Some records:
** Start **

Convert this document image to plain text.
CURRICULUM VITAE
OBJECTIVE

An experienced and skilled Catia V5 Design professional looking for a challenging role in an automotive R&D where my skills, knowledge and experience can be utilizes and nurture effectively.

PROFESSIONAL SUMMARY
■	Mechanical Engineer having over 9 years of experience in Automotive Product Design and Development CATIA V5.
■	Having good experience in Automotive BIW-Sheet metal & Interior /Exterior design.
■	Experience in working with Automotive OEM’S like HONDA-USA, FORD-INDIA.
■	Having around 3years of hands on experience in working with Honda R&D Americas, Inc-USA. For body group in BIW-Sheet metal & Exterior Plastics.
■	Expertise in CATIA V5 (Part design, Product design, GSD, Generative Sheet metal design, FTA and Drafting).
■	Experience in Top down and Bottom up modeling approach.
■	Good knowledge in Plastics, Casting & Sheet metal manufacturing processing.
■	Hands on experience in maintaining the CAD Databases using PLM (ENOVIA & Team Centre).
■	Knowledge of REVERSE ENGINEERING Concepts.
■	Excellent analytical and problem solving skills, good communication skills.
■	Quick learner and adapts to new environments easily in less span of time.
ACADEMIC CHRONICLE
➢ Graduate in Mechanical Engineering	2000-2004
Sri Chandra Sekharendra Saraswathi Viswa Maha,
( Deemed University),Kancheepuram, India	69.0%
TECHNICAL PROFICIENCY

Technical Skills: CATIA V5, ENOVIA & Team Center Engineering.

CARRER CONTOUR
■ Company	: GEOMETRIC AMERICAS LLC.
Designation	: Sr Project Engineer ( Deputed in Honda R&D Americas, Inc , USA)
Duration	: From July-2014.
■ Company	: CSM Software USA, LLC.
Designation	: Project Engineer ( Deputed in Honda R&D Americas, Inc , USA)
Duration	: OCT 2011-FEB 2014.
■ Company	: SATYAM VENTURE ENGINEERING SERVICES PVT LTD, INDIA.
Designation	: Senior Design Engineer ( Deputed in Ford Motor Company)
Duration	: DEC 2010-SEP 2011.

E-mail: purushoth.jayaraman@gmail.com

** End **

- **Problem**: Extract the whole listing, character for character.

- **Exercise output**:
Convert this document image to plain text.
CURRICULUM VITAE
OBJECTIVE

An experienced and skilled Catia V5 Design professional looking for a challenging role in an automotive R&D where my skills, knowledge and experience can be utilizes and nurture effectively.

PROFESSIONAL SUMMARY
■	Mechanical Engineer having over 9 years of experience in Automotive Product Design and Development CATIA V5.
■	Having good experience in Automotive BIW-Sheet metal & Interior /Exterior design.
■	Experience in working with Automotive OEM’S like HONDA-USA, FORD-INDIA.
■	Having around 3years of hands on experience in working with Honda R&D Americas, Inc-USA. For body group in BIW-Sheet metal & Exterior Plastics.
■	Expertise in CATIA V5 (Part design, Product design, GSD, Generative Sheet metal design, FTA and Drafting).
■	Experience in Top down and Bottom up modeling approach.
■	Good knowledge in Plastics, Casting & Sheet metal manufacturing processing.
■	Hands on experience in maintaining the CAD Databases using PLM (ENOVIA & Team Centre).
■	Knowledge of REVERSE ENGINEERING Concepts.
■	Excellent analytical and problem solving skills, good communication skills.
■	Quick learner and adapts to new environments easily in less span of time.
ACADEMIC CHRONICLE
➢ Graduate in Mechanical Engineering	2000-2004
Sri Chandra Sekharendra Saraswathi Viswa Maha,
( Deemed University),Kancheepuram, India	69.0%
TECHNICAL PROFICIENCY

Technical Skills: CATIA V5, ENOVIA & Team Center Engineering.

CARRER CONTOUR
■ Company	: GEOMETRIC AMERICAS LLC.
Designation	: Sr Project Engineer ( Deputed in Honda R&D Americas, Inc , USA)
Duration	: From July-2014.
■ Company	: CSM Software USA, LLC.
Designation	: Project Engineer ( Deputed in Honda R&D Americas, Inc , USA)
Duration	: OCT 2011-FEB 2014.
■ Company	: SATYAM VENTURE ENGINEERING SERVICES PVT LTD, INDIA.
Designation	: Senior Design Engineer ( Deputed in Ford Motor Company)
Duration	: DEC 2010-SEP 2011.

E-mail: purushoth.jayaraman@gmail.com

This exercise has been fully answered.